Gather the lines that hold the string "values".

╭─ DATA RECORDS

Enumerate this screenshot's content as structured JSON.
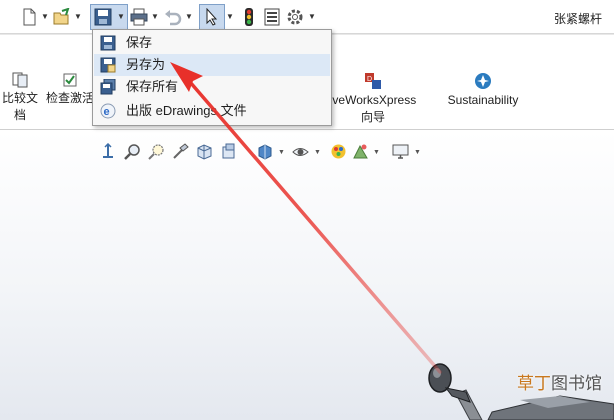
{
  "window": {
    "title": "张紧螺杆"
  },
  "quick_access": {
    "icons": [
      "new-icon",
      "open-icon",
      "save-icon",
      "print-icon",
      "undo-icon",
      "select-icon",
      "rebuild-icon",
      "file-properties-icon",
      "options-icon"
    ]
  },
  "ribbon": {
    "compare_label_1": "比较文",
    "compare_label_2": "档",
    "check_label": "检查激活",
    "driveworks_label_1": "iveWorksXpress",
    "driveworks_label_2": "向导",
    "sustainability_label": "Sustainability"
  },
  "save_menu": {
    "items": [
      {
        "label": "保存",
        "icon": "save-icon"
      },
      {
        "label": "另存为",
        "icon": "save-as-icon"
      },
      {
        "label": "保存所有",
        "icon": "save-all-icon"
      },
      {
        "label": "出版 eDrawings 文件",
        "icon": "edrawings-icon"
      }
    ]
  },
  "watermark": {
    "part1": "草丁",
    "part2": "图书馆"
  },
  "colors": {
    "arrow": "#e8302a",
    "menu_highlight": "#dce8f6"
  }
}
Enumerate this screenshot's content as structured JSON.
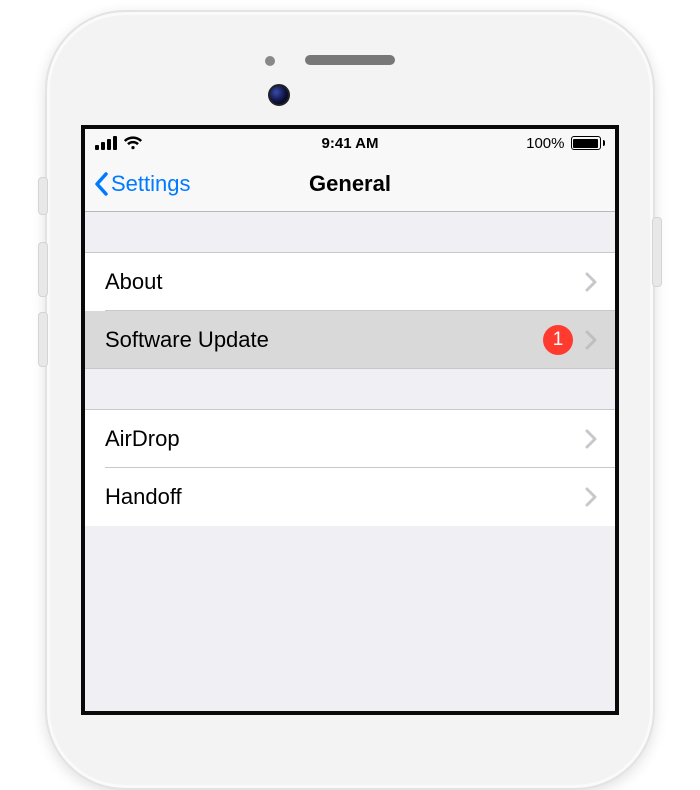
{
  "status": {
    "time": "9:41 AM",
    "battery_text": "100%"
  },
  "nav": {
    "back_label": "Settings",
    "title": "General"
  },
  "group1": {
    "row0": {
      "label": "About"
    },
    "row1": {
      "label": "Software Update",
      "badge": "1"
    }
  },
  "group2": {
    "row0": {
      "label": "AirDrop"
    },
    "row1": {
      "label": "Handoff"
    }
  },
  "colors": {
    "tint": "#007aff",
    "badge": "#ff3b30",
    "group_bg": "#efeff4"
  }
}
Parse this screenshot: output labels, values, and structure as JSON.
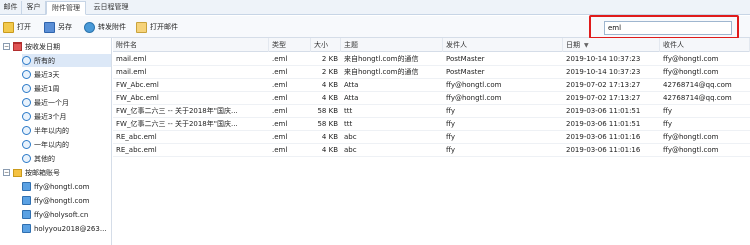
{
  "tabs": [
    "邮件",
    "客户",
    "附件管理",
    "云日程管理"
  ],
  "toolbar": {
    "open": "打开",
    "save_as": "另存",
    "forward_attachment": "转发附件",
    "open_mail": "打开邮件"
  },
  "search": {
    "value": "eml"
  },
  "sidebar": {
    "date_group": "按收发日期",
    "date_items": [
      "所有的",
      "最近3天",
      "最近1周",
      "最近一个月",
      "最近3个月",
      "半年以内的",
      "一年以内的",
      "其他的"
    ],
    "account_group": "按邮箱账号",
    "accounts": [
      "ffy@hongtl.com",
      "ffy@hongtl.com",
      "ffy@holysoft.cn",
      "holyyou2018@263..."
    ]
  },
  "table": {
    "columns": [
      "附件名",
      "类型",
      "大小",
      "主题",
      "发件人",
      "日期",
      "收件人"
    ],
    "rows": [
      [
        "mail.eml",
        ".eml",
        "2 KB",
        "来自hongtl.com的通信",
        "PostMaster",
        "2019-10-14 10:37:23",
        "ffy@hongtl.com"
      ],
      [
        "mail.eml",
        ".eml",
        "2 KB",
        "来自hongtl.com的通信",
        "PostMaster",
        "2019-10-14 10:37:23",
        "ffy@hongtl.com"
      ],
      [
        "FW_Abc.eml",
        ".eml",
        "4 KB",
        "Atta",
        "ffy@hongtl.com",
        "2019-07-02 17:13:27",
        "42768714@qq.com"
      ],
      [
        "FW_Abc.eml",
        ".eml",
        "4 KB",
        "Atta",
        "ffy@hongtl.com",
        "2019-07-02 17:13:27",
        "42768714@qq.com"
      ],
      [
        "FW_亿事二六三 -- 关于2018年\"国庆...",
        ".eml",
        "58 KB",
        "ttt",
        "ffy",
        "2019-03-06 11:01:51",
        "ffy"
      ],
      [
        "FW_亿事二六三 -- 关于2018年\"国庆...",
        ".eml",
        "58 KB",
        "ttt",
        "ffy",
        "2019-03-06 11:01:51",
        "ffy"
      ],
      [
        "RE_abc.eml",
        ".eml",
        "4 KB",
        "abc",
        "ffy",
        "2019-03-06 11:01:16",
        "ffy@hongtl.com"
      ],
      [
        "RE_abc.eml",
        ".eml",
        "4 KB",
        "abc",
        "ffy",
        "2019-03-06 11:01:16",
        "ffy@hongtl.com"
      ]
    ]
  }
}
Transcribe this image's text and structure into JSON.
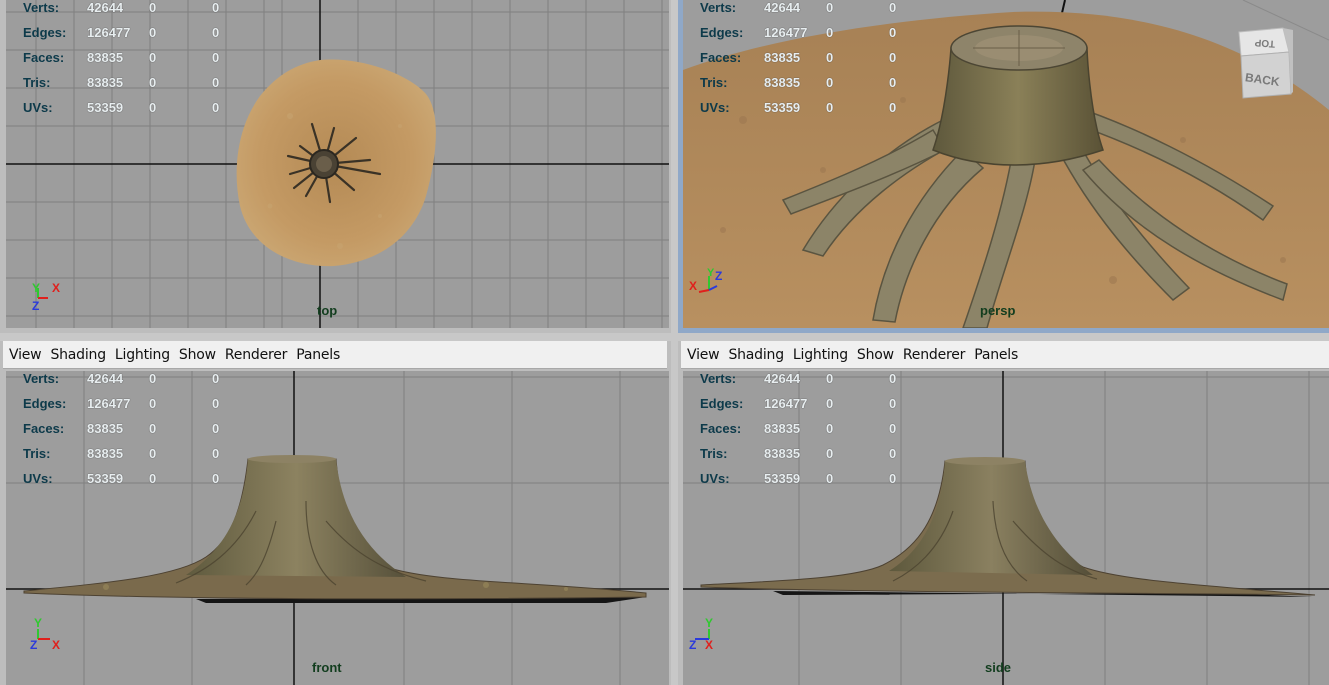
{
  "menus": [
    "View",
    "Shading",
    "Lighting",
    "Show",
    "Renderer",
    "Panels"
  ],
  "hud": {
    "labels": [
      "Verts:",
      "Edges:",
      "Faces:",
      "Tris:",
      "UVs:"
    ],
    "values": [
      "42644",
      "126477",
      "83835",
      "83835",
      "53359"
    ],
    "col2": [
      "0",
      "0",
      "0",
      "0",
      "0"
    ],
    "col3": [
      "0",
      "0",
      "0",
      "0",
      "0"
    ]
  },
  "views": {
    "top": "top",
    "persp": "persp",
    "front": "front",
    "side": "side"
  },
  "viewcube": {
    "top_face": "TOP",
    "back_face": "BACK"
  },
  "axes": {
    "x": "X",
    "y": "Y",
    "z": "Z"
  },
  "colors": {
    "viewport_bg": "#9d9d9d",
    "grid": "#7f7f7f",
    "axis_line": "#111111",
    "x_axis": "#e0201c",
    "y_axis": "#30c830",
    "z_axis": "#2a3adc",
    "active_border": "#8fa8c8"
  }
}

╰─
╭─ DATA RECORDS

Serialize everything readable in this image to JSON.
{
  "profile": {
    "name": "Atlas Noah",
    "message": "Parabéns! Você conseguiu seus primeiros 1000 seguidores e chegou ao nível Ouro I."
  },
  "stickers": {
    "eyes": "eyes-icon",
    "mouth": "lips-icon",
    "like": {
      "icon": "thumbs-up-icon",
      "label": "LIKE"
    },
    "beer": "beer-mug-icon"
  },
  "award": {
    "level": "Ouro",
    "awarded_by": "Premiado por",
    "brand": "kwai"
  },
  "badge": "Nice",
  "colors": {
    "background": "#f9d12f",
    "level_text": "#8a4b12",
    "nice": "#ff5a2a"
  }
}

╰─
╭─ DATA RECORDS

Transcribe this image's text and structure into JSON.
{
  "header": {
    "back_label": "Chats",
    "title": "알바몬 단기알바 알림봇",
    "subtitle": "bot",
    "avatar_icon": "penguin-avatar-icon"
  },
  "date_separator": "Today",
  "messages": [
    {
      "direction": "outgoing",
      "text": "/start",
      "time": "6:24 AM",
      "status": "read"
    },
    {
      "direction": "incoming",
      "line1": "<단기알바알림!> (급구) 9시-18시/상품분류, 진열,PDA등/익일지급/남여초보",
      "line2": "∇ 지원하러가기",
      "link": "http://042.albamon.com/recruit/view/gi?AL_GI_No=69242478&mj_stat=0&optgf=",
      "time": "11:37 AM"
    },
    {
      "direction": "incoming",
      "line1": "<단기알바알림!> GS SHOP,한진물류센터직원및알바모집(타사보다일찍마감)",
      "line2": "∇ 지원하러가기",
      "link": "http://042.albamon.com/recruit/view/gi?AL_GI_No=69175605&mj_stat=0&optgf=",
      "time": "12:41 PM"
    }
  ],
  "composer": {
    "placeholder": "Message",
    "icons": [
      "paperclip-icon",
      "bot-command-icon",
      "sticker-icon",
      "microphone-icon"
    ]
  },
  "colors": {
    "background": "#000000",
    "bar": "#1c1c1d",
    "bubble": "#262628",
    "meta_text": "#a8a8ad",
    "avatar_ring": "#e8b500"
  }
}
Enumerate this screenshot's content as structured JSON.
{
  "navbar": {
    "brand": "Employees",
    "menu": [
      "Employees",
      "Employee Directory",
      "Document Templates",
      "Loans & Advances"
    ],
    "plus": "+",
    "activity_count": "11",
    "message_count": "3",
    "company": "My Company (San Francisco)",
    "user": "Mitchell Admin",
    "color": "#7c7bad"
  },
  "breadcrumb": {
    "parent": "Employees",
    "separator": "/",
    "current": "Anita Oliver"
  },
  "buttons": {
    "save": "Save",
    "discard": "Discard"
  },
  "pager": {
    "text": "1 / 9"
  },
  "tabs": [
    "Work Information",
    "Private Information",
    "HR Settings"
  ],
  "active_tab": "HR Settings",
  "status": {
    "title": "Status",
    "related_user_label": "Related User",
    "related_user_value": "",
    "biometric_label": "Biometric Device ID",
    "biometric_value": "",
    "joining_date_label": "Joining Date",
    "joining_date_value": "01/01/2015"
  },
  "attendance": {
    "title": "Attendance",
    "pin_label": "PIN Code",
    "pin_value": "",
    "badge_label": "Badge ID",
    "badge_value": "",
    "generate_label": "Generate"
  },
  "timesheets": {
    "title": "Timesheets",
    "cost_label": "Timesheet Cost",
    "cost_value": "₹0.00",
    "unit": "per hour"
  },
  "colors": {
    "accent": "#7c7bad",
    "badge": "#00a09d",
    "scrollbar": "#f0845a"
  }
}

╰─

▶ **SOLUTION FOR THIS TASK**:
Parse this screenshot: output labels, values, and structure as JSON.
    "values": [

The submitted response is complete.